> **Task brief**
Scan the lines below for the string "content" and copy every one that has it.

> **Supplied records**
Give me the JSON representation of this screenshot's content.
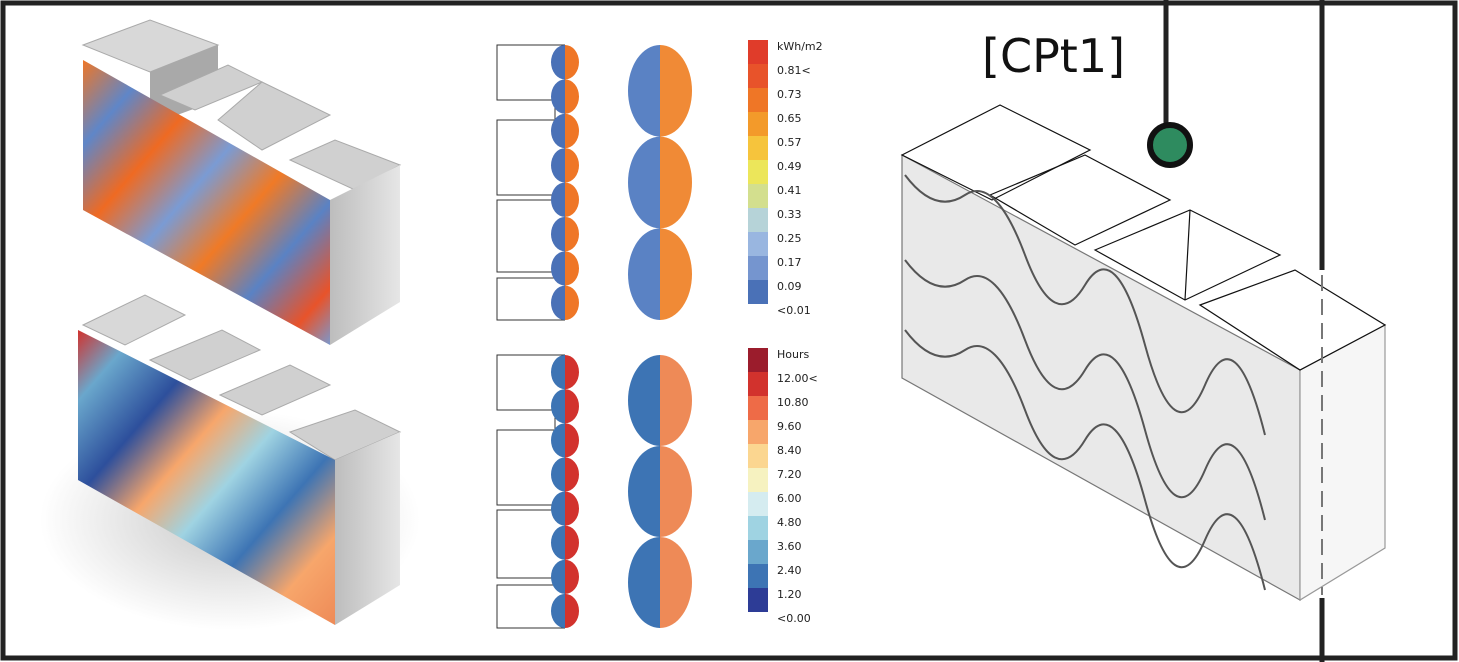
{
  "label": "[CPt1]",
  "legends": [
    {
      "title": "kWh/m2",
      "labels": [
        "0.81<",
        "0.73",
        "0.65",
        "0.57",
        "0.49",
        "0.41",
        "0.33",
        "0.25",
        "0.17",
        "0.09",
        "<0.01"
      ],
      "colors": [
        "#e03c2a",
        "#e8532a",
        "#ef7626",
        "#f39a2a",
        "#f6c43c",
        "#ece65a",
        "#d3df8e",
        "#b6d3d8",
        "#99b6e0",
        "#7595cf",
        "#4a71b7"
      ]
    },
    {
      "title": "Hours",
      "labels": [
        "12.00<",
        "10.80",
        "9.60",
        "8.40",
        "7.20",
        "6.00",
        "4.80",
        "3.60",
        "2.40",
        "1.20",
        "<0.00"
      ],
      "colors": [
        "#9b1c2c",
        "#d2322d",
        "#ee6b47",
        "#f7a66b",
        "#fbd690",
        "#f6f2c0",
        "#d5ecf0",
        "#9fd3e2",
        "#6aa7cc",
        "#3d74b4",
        "#2d3c96"
      ]
    }
  ]
}
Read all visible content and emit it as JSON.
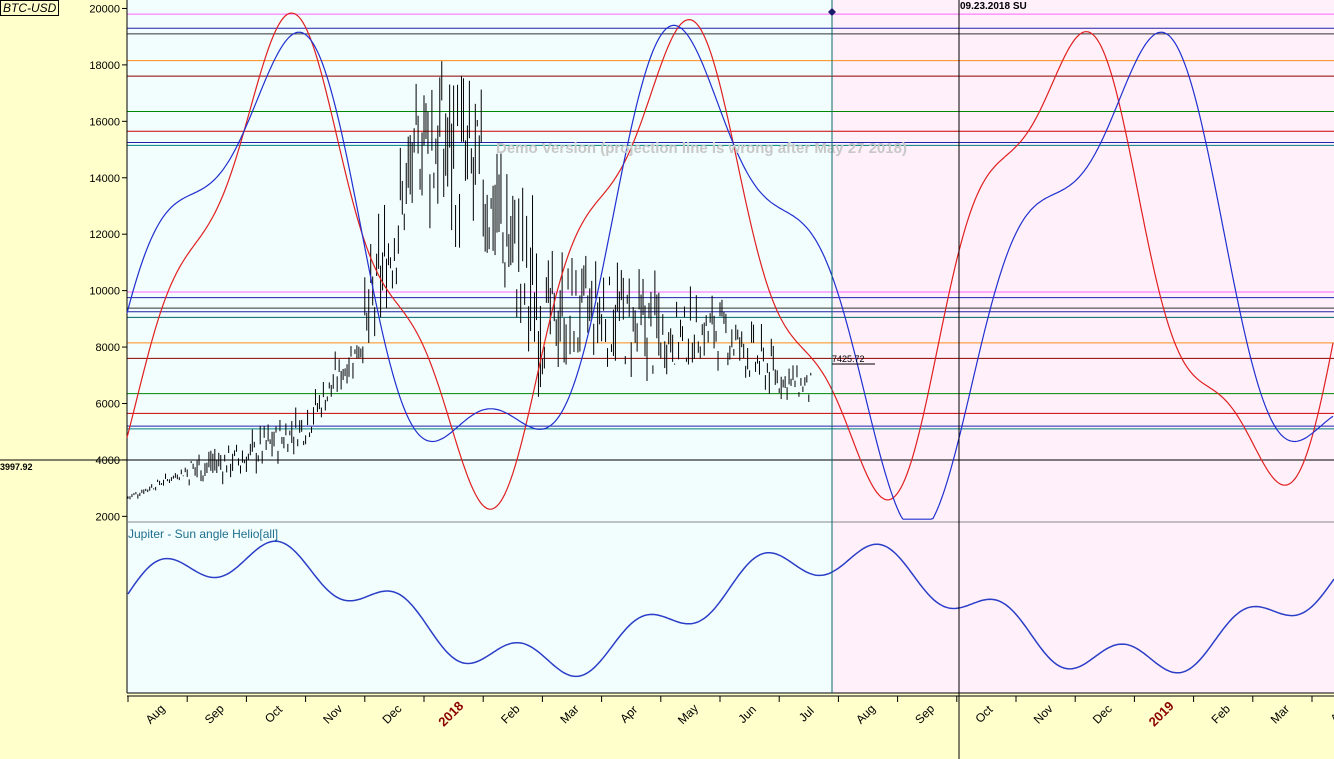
{
  "symbol": "BTC-USD",
  "watermark": "Demo Version (projection line is wrong after May 27 2018)",
  "date_marker": "09.23.2018 SU",
  "left_price": "3997.92",
  "projection_value": "7425.72",
  "indicator_label": "Jupiter - Sun angle Helio[all]",
  "colors": {
    "background": "#ffffcc",
    "past_zone": "#f2fdfd",
    "future_zone": "#fff0fa",
    "projection_red": "#e02020",
    "projection_blue": "#2030d0",
    "indicator": "#2a3ec8",
    "bars": "#000000"
  },
  "chart_data": [
    {
      "type": "line",
      "title": "BTC-USD",
      "ylim": [
        1800,
        20300
      ],
      "yticks": [
        "2000",
        "4000",
        "6000",
        "8000",
        "10000",
        "12000",
        "14000",
        "16000",
        "18000",
        "20000"
      ],
      "xticks": [
        {
          "label": "Aug",
          "year": false
        },
        {
          "label": "Sep",
          "year": false
        },
        {
          "label": "Oct",
          "year": false
        },
        {
          "label": "Nov",
          "year": false
        },
        {
          "label": "Dec",
          "year": false
        },
        {
          "label": "2018",
          "year": true
        },
        {
          "label": "Feb",
          "year": false
        },
        {
          "label": "Mar",
          "year": false
        },
        {
          "label": "Apr",
          "year": false
        },
        {
          "label": "May",
          "year": false
        },
        {
          "label": "Jun",
          "year": false
        },
        {
          "label": "Jul",
          "year": false
        },
        {
          "label": "Aug",
          "year": false
        },
        {
          "label": "Sep",
          "year": false
        },
        {
          "label": "Oct",
          "year": false
        },
        {
          "label": "Nov",
          "year": false
        },
        {
          "label": "Dec",
          "year": false
        },
        {
          "label": "2019",
          "year": true
        },
        {
          "label": "Feb",
          "year": false
        },
        {
          "label": "Mar",
          "year": false
        },
        {
          "label": "Apr",
          "year": false
        }
      ],
      "levels": [
        {
          "value": 19800,
          "color": "#ff66ff"
        },
        {
          "value": 19300,
          "color": "#2222aa"
        },
        {
          "value": 19100,
          "color": "#333333"
        },
        {
          "value": 18150,
          "color": "#ff8c1a"
        },
        {
          "value": 17600,
          "color": "#8b0000"
        },
        {
          "value": 16350,
          "color": "#008800"
        },
        {
          "value": 15650,
          "color": "#cc0000"
        },
        {
          "value": 15250,
          "color": "#2222aa"
        },
        {
          "value": 15150,
          "color": "#008080"
        },
        {
          "value": 9950,
          "color": "#ff66ff"
        },
        {
          "value": 9750,
          "color": "#2222aa"
        },
        {
          "value": 9380,
          "color": "#333333"
        },
        {
          "value": 9250,
          "color": "#2222aa"
        },
        {
          "value": 9050,
          "color": "#006666"
        },
        {
          "value": 8150,
          "color": "#ff8c1a"
        },
        {
          "value": 7600,
          "color": "#8b0000"
        },
        {
          "value": 6350,
          "color": "#008800"
        },
        {
          "value": 5650,
          "color": "#cc0000"
        },
        {
          "value": 5200,
          "color": "#2222aa"
        },
        {
          "value": 5100,
          "color": "#008080"
        },
        {
          "value": 3997.92,
          "color": "#000000"
        }
      ],
      "price_ohlc_daily_approx": [
        {
          "month": "Jul 2017",
          "low": 2400,
          "high": 2900
        },
        {
          "month": "Aug 2017",
          "low": 2700,
          "high": 4500
        },
        {
          "month": "Sep 2017",
          "low": 3000,
          "high": 5000
        },
        {
          "month": "Oct 2017",
          "low": 4200,
          "high": 6200
        },
        {
          "month": "Nov 2017",
          "low": 5500,
          "high": 11000
        },
        {
          "month": "Dec 2017",
          "low": 11000,
          "high": 19800
        },
        {
          "month": "Jan 2018",
          "low": 9500,
          "high": 17200
        },
        {
          "month": "Feb 2018",
          "low": 6000,
          "high": 11500
        },
        {
          "month": "Mar 2018",
          "low": 6600,
          "high": 11600
        },
        {
          "month": "Apr 2018",
          "low": 6600,
          "high": 9800
        },
        {
          "month": "May 2018",
          "low": 7200,
          "high": 9900
        },
        {
          "month": "Jun 2018",
          "low": 5900,
          "high": 7700
        },
        {
          "month": "Jul 2018",
          "low": 5800,
          "high": 6800
        }
      ],
      "series": [
        {
          "color": "#e02020"
        },
        {
          "color": "#2030d0"
        },
        {
          "color": "#2a3ec8"
        }
      ]
    }
  ]
}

> **The response**
Give me the JSON representation of this screenshot's content.
Read all visible content and emit it as JSON.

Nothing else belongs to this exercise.